[Start]
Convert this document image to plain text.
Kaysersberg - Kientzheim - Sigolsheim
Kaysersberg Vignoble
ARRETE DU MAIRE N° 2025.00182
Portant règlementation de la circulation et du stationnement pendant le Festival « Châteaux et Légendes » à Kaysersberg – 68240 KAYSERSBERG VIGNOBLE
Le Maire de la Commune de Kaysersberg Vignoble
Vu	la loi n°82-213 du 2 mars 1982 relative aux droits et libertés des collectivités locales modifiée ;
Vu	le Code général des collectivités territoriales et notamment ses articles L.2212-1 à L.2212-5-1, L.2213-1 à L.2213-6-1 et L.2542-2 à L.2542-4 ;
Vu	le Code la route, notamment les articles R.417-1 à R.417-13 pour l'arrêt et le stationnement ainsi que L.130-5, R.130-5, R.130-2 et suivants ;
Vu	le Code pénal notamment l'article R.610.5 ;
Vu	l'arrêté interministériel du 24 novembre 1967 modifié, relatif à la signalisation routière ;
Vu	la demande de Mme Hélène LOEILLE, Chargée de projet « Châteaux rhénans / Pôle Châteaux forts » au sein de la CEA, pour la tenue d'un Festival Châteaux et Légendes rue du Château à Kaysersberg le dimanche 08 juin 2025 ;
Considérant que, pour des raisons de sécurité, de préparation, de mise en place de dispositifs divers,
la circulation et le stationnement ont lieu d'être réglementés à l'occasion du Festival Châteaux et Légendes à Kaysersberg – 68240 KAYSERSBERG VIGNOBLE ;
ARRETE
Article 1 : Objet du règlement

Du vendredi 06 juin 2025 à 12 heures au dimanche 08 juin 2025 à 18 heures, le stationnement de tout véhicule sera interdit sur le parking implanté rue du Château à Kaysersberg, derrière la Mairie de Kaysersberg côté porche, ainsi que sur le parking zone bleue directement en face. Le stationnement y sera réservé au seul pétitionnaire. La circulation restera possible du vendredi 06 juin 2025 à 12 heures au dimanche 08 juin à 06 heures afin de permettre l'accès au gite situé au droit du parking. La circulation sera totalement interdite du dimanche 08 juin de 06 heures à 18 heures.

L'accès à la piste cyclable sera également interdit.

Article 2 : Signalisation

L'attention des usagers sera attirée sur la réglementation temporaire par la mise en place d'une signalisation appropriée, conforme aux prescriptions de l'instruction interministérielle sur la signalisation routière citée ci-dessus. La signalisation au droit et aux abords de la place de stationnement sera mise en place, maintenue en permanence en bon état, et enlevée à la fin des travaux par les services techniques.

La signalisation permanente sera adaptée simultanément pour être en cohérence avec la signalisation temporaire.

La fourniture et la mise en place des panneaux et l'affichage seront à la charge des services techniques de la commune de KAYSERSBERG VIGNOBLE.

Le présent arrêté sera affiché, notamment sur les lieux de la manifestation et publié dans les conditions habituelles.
[End]
Copy every line in the listing above where the string "pour" turns up.

* **Task result**:
Vu	le Code la route, notamment les articles R.417-1 à R.417-13 pour l'arrêt et le stationnement ainsi que L.130-5, R.130-5, R.130-2 et suivants ;
Vu	la demande de Mme Hélène LOEILLE, Chargée de projet « Châteaux rhénans / Pôle Châteaux forts » au sein de la CEA, pour la tenue d'un Festival Châteaux et Légendes rue du Château à Kaysersberg le dimanche 08 juin 2025 ;
Considérant que, pour des raisons de sécurité, de préparation, de mise en place de dispositifs divers,
La signalisation permanente sera adaptée simultanément pour être en cohérence avec la signalisation temporaire.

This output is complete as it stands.